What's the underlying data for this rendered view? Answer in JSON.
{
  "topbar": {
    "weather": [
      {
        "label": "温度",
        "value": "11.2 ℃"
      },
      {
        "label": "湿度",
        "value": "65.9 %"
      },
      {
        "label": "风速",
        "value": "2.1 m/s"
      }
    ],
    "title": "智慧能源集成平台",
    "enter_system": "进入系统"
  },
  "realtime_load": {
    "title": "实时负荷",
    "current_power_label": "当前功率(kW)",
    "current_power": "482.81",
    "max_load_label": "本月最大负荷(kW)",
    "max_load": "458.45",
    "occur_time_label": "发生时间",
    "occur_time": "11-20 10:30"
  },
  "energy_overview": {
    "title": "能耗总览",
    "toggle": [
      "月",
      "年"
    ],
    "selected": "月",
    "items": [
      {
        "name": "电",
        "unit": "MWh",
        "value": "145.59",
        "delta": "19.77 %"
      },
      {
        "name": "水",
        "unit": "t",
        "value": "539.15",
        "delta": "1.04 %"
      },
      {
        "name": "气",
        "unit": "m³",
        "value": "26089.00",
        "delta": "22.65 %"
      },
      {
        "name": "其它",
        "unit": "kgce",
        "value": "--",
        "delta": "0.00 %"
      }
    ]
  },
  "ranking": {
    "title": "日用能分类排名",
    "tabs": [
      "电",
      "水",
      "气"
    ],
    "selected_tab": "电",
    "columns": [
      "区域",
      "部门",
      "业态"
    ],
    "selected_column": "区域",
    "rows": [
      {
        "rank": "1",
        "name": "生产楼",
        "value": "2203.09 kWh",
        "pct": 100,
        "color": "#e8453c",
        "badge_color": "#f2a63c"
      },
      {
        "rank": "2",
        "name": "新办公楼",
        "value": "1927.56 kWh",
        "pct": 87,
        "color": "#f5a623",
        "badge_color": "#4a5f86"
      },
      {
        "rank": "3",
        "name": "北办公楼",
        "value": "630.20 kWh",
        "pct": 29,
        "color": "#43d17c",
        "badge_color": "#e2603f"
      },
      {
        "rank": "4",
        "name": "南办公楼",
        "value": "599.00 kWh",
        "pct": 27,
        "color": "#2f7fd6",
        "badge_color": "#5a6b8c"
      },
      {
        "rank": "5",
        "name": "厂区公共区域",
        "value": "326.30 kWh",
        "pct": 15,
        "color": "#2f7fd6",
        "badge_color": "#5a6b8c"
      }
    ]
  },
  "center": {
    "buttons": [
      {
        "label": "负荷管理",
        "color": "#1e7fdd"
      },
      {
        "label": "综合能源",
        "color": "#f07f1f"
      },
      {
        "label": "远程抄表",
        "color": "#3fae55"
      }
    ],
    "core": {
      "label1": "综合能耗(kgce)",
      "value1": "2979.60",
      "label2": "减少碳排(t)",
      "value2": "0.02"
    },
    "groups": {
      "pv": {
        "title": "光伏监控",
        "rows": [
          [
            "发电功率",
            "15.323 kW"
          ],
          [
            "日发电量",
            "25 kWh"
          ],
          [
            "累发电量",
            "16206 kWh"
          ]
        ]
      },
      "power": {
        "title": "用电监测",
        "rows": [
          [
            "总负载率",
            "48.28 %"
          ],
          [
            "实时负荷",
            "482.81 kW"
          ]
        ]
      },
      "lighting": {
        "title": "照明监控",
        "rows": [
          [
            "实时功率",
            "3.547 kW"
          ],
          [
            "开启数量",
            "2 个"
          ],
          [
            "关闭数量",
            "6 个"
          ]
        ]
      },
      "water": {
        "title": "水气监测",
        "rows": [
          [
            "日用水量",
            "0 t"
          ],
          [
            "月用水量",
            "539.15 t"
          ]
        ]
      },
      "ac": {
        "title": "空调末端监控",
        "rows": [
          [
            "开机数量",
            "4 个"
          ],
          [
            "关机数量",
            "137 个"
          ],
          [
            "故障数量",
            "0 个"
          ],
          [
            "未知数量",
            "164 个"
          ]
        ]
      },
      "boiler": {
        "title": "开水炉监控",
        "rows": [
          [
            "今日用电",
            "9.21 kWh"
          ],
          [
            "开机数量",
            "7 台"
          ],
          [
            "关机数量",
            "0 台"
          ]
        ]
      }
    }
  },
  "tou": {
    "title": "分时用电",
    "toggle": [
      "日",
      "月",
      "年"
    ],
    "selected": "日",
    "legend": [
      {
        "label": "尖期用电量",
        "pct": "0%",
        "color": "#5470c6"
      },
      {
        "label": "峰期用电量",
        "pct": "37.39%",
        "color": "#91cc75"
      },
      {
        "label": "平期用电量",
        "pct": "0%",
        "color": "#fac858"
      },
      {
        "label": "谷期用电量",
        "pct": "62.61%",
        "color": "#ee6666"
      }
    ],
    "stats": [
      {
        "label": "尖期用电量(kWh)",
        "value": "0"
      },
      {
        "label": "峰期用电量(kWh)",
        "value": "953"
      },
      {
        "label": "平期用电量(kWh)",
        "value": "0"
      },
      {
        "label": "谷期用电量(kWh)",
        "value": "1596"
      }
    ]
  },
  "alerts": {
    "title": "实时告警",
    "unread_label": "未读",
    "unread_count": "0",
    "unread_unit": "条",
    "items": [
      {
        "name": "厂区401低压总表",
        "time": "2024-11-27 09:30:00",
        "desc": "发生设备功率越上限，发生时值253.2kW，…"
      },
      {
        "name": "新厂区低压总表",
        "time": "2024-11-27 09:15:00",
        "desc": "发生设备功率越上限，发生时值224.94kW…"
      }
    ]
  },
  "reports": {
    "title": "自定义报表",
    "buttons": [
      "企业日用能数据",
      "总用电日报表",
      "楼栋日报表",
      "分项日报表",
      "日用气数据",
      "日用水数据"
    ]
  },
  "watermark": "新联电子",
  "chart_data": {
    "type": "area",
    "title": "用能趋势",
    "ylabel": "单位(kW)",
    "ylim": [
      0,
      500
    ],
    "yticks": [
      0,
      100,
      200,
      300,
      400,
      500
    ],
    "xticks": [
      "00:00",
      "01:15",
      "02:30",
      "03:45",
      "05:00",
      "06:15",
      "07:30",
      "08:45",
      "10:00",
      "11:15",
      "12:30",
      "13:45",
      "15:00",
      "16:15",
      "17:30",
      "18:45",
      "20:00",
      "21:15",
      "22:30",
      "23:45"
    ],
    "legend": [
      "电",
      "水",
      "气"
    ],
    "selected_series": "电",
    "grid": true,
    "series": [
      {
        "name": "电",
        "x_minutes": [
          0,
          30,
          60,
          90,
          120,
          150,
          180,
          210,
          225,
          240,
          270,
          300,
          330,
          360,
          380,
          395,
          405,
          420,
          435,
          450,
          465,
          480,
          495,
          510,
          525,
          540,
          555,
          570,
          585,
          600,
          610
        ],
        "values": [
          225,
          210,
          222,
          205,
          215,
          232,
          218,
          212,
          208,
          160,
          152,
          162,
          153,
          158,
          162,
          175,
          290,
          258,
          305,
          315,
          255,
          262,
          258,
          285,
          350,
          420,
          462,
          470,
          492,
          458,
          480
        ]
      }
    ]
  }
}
————
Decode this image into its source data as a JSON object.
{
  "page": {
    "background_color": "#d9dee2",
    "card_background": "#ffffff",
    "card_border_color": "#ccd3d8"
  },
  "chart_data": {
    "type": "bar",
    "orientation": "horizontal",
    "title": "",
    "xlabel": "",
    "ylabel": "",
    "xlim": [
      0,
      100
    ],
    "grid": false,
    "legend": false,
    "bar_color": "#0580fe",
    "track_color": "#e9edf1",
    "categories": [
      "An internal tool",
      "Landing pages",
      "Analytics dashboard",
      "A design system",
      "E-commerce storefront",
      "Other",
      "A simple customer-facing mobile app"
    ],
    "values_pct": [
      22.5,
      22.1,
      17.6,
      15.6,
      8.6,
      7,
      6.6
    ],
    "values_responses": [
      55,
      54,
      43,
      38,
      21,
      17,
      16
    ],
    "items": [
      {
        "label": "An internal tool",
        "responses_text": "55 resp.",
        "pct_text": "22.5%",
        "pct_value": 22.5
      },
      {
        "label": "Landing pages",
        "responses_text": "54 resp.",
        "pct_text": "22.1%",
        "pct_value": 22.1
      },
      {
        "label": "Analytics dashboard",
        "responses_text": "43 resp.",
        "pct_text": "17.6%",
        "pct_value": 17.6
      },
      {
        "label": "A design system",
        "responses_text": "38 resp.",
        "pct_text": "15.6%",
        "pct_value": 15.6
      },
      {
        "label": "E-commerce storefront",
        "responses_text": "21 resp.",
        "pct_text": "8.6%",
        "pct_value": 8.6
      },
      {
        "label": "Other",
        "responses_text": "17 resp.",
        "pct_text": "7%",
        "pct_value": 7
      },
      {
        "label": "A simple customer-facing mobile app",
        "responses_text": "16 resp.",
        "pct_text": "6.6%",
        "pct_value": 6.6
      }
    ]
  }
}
————
→ Task objective
Of the lines in the records, how many contain the word "internal"? Answer with the number and nothing else.

→ Reply
2